Request: Copy every line of the listing that holds the string "پروگرام".

Records shown:
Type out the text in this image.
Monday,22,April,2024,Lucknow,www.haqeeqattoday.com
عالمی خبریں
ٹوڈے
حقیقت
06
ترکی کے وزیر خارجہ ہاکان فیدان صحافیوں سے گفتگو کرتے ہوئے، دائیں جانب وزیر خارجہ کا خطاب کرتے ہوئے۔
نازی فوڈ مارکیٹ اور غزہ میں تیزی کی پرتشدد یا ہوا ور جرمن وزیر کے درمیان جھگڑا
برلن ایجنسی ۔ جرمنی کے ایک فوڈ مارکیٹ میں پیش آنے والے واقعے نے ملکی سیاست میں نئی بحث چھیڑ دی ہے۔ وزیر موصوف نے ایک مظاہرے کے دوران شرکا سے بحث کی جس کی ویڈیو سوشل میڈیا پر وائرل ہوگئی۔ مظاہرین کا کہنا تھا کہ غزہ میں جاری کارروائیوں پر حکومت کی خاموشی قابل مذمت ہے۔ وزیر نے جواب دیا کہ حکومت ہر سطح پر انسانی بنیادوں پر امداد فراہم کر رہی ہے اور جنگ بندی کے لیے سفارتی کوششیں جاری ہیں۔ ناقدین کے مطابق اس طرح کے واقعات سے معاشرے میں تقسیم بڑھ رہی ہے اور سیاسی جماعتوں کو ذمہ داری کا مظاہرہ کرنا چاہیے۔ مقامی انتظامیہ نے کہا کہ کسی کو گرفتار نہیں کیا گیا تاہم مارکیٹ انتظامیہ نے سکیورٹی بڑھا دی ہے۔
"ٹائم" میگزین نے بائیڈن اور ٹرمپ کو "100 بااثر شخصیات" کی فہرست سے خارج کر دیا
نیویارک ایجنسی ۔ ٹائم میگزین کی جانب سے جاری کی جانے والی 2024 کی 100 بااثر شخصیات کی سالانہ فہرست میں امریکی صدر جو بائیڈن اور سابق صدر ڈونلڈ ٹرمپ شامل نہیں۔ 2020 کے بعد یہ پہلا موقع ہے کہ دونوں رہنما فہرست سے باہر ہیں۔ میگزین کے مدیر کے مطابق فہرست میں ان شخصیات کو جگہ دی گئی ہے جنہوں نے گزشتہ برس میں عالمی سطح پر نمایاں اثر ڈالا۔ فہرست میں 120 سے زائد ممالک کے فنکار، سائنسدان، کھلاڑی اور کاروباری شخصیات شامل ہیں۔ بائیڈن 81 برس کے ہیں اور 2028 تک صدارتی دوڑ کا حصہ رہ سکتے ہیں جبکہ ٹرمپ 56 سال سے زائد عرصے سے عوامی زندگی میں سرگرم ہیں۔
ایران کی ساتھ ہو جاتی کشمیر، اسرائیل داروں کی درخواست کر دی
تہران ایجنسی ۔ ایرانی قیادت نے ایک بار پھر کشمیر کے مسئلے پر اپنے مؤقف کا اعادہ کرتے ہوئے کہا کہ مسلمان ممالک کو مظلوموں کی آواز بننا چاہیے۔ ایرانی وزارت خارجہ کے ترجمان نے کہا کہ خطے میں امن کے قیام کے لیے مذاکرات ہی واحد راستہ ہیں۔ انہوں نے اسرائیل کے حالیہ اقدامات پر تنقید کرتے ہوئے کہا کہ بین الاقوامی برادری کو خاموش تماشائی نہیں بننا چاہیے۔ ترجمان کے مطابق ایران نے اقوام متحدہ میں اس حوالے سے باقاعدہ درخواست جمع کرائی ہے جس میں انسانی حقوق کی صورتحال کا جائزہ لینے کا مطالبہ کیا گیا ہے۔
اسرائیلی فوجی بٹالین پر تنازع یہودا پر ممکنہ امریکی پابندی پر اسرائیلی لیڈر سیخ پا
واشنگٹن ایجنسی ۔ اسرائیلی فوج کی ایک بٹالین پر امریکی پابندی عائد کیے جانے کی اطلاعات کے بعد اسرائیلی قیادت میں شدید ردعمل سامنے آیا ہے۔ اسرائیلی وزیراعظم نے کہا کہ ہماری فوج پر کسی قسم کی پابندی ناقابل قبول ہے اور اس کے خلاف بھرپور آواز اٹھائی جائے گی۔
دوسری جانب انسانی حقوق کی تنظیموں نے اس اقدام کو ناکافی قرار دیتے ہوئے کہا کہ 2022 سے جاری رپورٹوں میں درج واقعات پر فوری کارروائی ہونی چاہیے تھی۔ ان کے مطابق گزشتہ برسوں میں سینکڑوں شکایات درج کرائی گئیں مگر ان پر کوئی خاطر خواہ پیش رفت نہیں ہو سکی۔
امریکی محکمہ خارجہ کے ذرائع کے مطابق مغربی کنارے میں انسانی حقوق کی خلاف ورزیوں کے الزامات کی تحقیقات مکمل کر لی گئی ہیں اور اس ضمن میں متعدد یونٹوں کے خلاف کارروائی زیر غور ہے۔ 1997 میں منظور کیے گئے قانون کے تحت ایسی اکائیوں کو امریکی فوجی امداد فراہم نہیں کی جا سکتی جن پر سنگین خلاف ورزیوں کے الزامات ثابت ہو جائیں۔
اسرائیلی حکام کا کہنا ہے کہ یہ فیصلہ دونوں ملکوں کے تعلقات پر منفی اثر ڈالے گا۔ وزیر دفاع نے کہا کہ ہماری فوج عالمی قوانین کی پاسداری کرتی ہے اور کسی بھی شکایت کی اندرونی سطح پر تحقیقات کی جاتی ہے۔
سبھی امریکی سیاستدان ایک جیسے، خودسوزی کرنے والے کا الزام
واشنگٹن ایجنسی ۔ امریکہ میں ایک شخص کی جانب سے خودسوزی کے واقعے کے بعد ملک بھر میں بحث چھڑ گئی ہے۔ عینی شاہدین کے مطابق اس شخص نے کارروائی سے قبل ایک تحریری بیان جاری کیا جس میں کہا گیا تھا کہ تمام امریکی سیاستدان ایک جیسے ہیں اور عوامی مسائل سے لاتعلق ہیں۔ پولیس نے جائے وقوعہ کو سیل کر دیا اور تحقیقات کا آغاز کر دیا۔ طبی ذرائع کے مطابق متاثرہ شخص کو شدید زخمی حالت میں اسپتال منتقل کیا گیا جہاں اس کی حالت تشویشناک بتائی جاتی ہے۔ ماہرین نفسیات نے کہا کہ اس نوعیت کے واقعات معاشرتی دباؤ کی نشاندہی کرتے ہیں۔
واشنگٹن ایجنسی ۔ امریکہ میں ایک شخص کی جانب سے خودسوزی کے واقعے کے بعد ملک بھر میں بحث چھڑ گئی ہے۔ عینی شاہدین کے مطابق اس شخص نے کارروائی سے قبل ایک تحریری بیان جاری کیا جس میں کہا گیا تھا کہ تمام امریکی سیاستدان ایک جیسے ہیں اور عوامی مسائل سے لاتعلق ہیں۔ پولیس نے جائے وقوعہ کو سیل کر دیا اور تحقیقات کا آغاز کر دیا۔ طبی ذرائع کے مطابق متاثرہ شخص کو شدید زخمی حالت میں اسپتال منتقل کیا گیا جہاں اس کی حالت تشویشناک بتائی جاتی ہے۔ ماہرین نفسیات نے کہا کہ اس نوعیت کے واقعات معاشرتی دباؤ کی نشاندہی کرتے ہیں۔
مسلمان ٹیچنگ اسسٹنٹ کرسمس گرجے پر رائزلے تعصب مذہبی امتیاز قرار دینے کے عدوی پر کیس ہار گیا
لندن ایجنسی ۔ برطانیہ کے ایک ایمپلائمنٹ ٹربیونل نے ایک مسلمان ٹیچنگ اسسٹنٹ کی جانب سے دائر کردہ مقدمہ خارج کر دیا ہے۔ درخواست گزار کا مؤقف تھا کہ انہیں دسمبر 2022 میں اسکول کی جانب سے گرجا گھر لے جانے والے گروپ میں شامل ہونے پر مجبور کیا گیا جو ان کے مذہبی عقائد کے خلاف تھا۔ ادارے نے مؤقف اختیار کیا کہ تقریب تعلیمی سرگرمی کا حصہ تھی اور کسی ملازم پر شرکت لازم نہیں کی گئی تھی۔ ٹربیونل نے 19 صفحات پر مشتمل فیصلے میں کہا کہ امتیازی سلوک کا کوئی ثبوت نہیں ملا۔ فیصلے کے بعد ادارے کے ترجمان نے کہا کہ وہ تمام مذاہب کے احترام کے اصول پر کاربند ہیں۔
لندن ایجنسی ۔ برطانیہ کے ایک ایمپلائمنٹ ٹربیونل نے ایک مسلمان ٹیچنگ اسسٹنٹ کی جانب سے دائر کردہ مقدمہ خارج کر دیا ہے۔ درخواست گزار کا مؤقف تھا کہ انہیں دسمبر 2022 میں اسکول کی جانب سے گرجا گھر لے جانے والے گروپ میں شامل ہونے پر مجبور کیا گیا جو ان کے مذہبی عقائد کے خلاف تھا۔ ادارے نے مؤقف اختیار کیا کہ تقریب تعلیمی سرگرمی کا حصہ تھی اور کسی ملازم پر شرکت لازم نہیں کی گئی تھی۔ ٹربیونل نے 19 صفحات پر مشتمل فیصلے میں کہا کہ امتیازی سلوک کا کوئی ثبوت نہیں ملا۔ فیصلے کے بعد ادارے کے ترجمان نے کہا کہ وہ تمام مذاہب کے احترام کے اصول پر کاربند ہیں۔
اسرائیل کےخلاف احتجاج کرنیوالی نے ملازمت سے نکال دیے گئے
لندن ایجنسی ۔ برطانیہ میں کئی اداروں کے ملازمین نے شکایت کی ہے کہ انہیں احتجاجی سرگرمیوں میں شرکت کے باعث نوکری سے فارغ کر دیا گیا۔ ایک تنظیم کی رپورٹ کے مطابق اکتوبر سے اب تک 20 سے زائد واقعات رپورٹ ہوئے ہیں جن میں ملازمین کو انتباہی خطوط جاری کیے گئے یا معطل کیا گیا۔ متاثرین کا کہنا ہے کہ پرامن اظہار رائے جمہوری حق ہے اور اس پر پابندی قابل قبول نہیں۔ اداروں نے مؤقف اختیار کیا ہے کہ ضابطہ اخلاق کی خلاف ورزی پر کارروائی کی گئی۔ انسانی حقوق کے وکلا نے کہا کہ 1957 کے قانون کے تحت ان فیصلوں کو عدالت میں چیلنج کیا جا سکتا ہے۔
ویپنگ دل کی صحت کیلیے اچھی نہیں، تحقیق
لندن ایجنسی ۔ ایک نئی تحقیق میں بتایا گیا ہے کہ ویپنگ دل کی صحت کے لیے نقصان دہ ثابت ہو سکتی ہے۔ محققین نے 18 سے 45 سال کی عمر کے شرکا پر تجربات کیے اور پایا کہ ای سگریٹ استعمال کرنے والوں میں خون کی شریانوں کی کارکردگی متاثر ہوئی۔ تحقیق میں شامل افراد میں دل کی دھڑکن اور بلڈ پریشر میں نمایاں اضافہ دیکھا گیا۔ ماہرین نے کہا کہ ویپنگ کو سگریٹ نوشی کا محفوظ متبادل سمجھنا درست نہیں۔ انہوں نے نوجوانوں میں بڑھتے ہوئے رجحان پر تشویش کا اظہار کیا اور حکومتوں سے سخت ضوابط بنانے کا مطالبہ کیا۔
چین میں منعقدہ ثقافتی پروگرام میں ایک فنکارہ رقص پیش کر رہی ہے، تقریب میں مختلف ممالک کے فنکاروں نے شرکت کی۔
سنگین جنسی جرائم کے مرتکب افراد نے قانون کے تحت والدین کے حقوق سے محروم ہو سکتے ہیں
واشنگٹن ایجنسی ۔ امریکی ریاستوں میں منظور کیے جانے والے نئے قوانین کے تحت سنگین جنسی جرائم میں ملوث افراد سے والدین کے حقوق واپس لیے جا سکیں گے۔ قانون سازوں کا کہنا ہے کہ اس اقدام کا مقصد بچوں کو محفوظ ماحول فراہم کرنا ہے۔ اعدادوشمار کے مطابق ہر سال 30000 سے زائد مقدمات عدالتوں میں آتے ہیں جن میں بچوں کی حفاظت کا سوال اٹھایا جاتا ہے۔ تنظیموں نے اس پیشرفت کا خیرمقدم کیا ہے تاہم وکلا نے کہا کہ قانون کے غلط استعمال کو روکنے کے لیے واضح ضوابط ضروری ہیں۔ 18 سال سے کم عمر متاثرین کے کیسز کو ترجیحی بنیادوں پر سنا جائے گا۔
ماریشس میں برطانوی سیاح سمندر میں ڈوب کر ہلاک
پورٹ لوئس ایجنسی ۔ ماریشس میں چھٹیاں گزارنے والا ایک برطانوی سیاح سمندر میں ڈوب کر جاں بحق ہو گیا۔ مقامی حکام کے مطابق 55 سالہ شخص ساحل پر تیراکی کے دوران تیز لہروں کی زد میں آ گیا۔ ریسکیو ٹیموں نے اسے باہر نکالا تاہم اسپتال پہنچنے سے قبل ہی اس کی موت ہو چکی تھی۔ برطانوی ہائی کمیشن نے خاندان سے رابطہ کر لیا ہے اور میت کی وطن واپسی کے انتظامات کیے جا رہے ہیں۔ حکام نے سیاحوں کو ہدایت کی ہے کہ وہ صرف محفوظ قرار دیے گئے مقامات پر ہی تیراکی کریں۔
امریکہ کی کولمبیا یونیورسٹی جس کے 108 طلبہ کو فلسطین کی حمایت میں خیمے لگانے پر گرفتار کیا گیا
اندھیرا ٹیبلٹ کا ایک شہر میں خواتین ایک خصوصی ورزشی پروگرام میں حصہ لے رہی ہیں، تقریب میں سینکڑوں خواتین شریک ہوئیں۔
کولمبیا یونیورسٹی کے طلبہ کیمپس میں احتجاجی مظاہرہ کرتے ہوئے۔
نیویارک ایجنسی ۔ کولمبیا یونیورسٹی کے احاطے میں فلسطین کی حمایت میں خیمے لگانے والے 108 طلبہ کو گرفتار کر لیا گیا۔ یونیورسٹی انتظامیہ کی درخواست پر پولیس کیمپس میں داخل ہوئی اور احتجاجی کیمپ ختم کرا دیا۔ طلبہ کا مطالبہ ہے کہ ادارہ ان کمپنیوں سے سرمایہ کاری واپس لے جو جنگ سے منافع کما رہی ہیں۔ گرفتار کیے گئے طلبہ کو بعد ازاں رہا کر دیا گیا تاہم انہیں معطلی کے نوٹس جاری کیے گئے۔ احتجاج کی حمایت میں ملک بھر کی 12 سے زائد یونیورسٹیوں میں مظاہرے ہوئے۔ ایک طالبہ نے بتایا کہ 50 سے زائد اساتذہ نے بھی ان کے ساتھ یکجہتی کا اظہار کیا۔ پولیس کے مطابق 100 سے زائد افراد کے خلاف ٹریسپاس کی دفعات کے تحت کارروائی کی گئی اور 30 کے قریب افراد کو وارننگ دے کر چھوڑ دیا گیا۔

Written solution:
چین میں منعقدہ ثقافتی پروگرام میں ایک فنکارہ رقص پیش کر رہی ہے، تقریب میں مختلف ممالک کے فنکاروں نے شرکت کی۔
اندھیرا ٹیبلٹ کا ایک شہر میں خواتین ایک خصوصی ورزشی پروگرام میں حصہ لے رہی ہیں، تقریب میں سینکڑوں خواتین شریک ہوئیں۔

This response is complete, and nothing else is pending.